DATASET RECORDS:
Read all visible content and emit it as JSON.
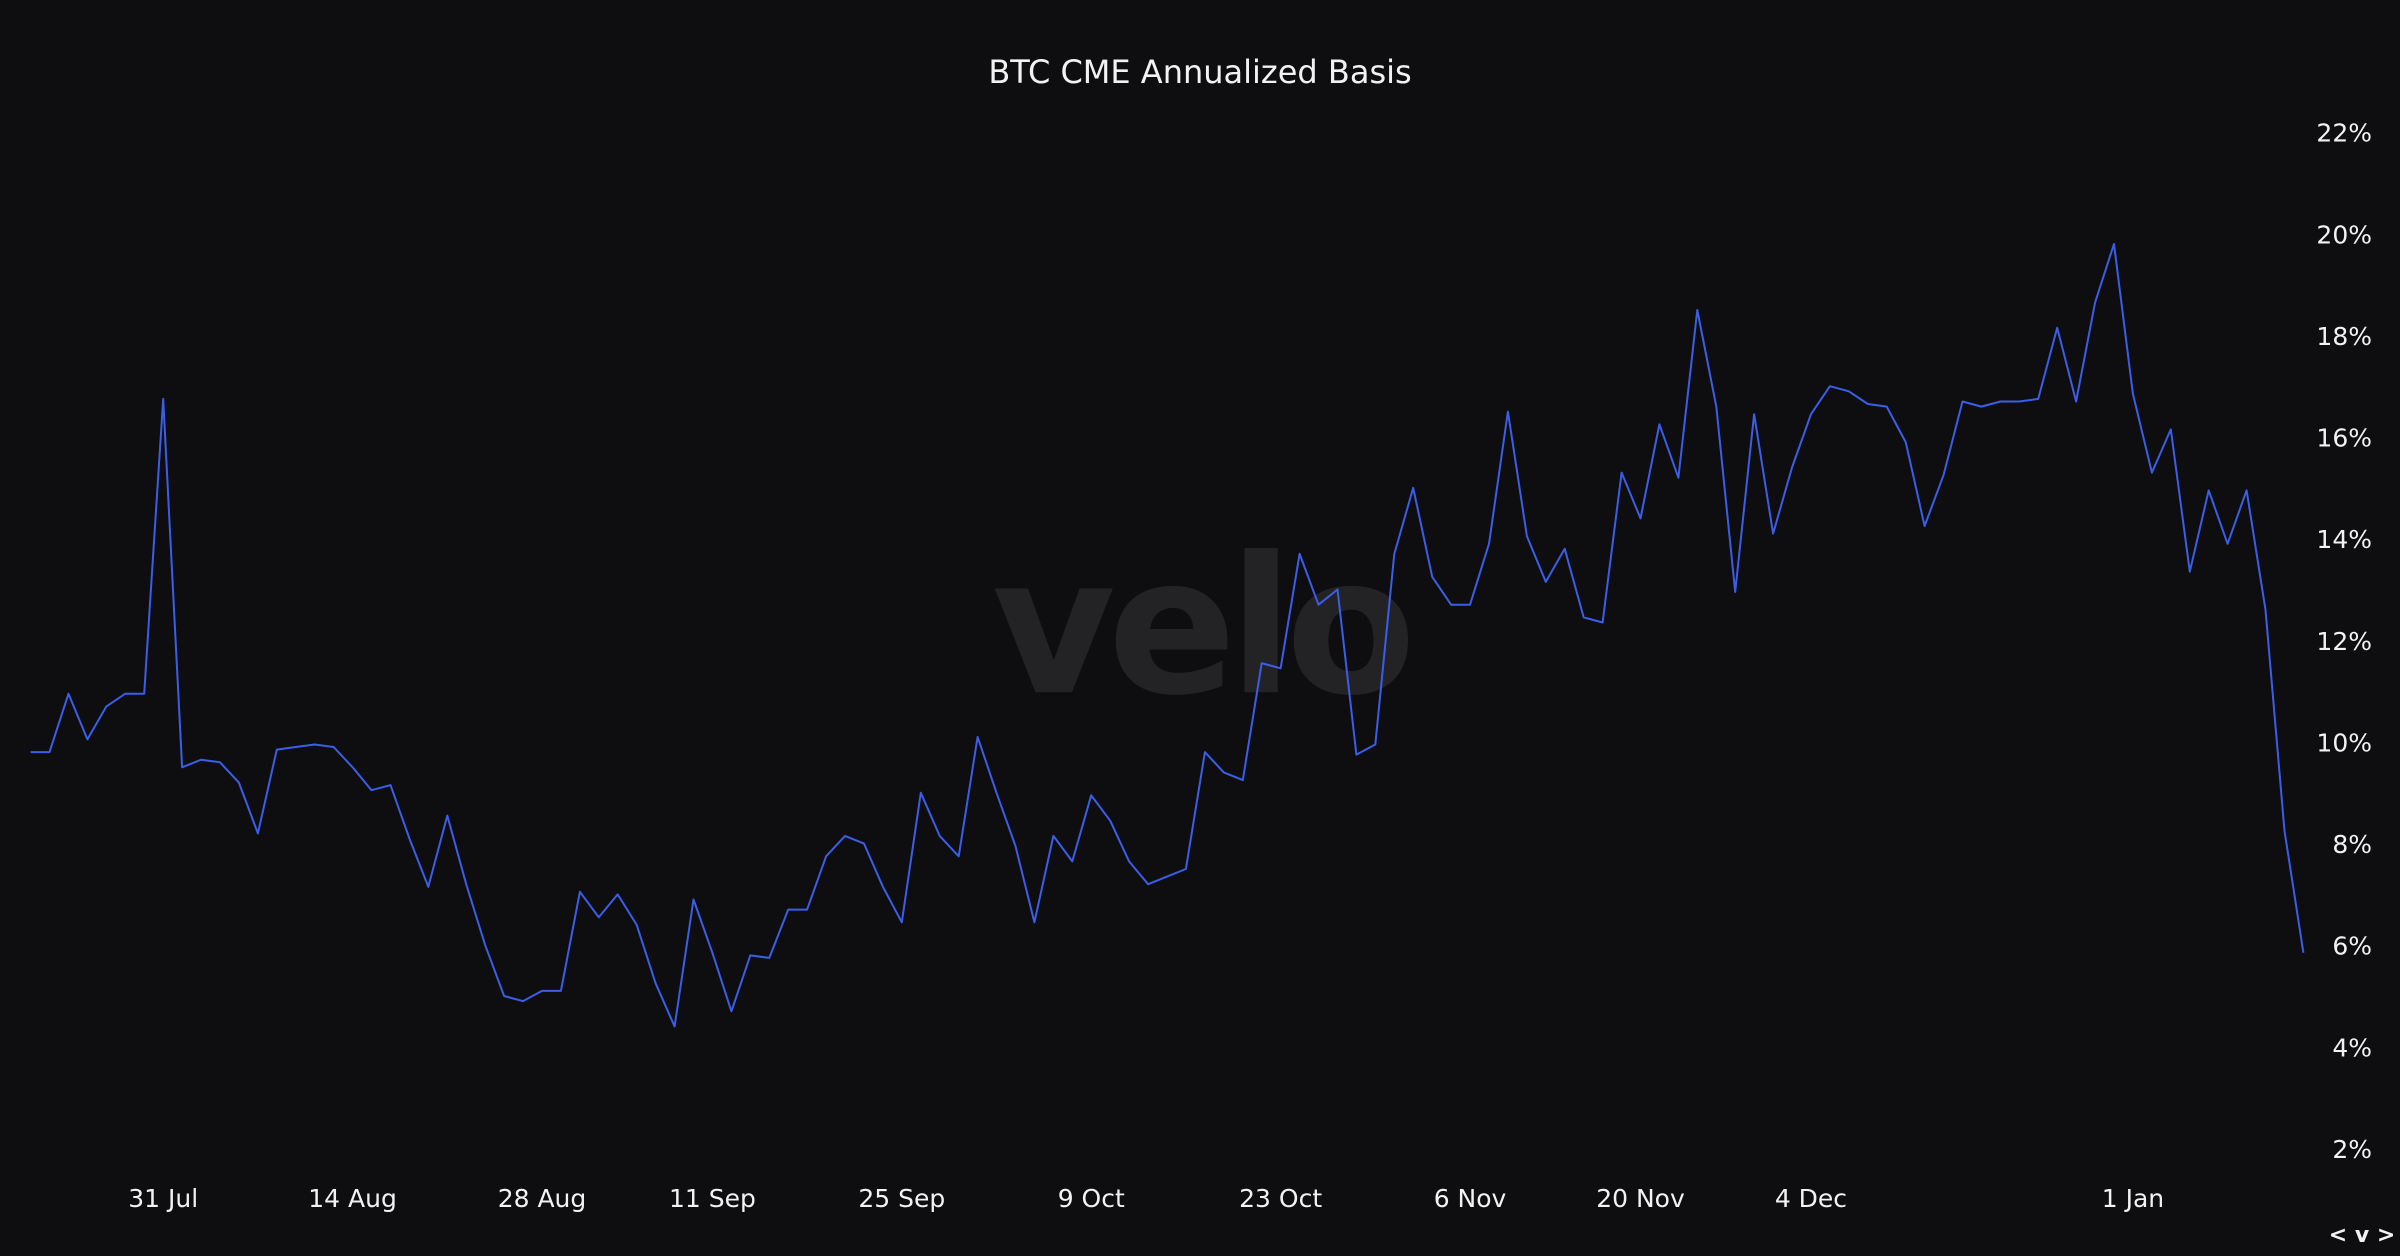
{
  "chart_data": {
    "type": "line",
    "title": "BTC CME Annualized Basis",
    "watermark": "velo",
    "toggle": "< v >",
    "categories": [
      null,
      null,
      null,
      null,
      null,
      null,
      null,
      "31 Jul",
      null,
      null,
      null,
      null,
      null,
      null,
      null,
      null,
      null,
      "14 Aug",
      null,
      null,
      null,
      null,
      null,
      null,
      null,
      null,
      null,
      "28 Aug",
      null,
      null,
      null,
      null,
      null,
      null,
      null,
      null,
      "11 Sep",
      null,
      null,
      null,
      null,
      null,
      null,
      null,
      null,
      null,
      "25 Sep",
      null,
      null,
      null,
      null,
      null,
      null,
      null,
      null,
      null,
      "9 Oct",
      null,
      null,
      null,
      null,
      null,
      null,
      null,
      null,
      null,
      "23 Oct",
      null,
      null,
      null,
      null,
      null,
      null,
      null,
      null,
      null,
      "6 Nov",
      null,
      null,
      null,
      null,
      null,
      null,
      null,
      null,
      "20 Nov",
      null,
      null,
      null,
      null,
      null,
      null,
      null,
      null,
      "4 Dec",
      null,
      null,
      null,
      null,
      null,
      null,
      null,
      null,
      null,
      null,
      null,
      null,
      null,
      null,
      null,
      null,
      "1 Jan",
      null,
      null,
      null,
      null,
      null,
      null,
      null,
      null,
      null
    ],
    "series": [
      {
        "name": "BTC CME Annualized Basis",
        "color": "#3a5ee8",
        "values": [
          9.85,
          9.85,
          11.0,
          10.1,
          10.75,
          11.0,
          11.0,
          16.8,
          9.55,
          9.7,
          9.65,
          9.25,
          8.25,
          9.9,
          9.95,
          10.0,
          9.95,
          9.55,
          9.1,
          9.2,
          8.15,
          7.2,
          8.6,
          7.25,
          6.05,
          5.05,
          4.95,
          5.15,
          5.15,
          7.1,
          6.6,
          7.05,
          6.45,
          5.3,
          4.45,
          6.95,
          5.9,
          4.75,
          5.85,
          5.8,
          6.75,
          6.75,
          7.8,
          8.2,
          8.05,
          7.2,
          6.5,
          9.05,
          8.2,
          7.8,
          10.15,
          9.05,
          8.0,
          6.5,
          8.2,
          7.7,
          9.0,
          8.5,
          7.7,
          7.25,
          7.4,
          7.55,
          9.85,
          9.45,
          9.3,
          11.6,
          11.5,
          13.75,
          12.75,
          13.05,
          9.8,
          10.0,
          13.75,
          15.05,
          13.3,
          12.75,
          12.75,
          13.95,
          16.55,
          14.1,
          13.2,
          13.85,
          12.5,
          12.4,
          15.35,
          14.45,
          16.3,
          15.25,
          18.55,
          16.65,
          13.0,
          16.5,
          14.15,
          15.45,
          16.5,
          17.05,
          16.95,
          16.7,
          16.65,
          15.95,
          14.3,
          15.3,
          16.75,
          16.65,
          16.75,
          16.75,
          16.8,
          18.2,
          16.75,
          18.7,
          19.85,
          16.9,
          15.35,
          16.2,
          13.4,
          15.0,
          13.95,
          15.0,
          12.65,
          8.3,
          5.9
        ]
      }
    ],
    "ylim": [
      2,
      22
    ],
    "yticks": [
      {
        "value": 2,
        "label": "2%"
      },
      {
        "value": 4,
        "label": "4%"
      },
      {
        "value": 6,
        "label": "6%"
      },
      {
        "value": 8,
        "label": "8%"
      },
      {
        "value": 10,
        "label": "10%"
      },
      {
        "value": 12,
        "label": "12%"
      },
      {
        "value": 14,
        "label": "14%"
      },
      {
        "value": 16,
        "label": "16%"
      },
      {
        "value": 18,
        "label": "18%"
      },
      {
        "value": 20,
        "label": "20%"
      },
      {
        "value": 22,
        "label": "22%"
      }
    ],
    "grid": false
  }
}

EXERCISE OBJECTIVE:
Locate all lines in the listing above with the word "label". Copy them.

FINISHED EXERCISE:
        "label": "2%"
        "label": "4%"
        "label": "6%"
        "label": "8%"
        "label": "10%"
        "label": "12%"
        "label": "14%"
        "label": "16%"
        "label": "18%"
        "label": "20%"
        "label": "22%"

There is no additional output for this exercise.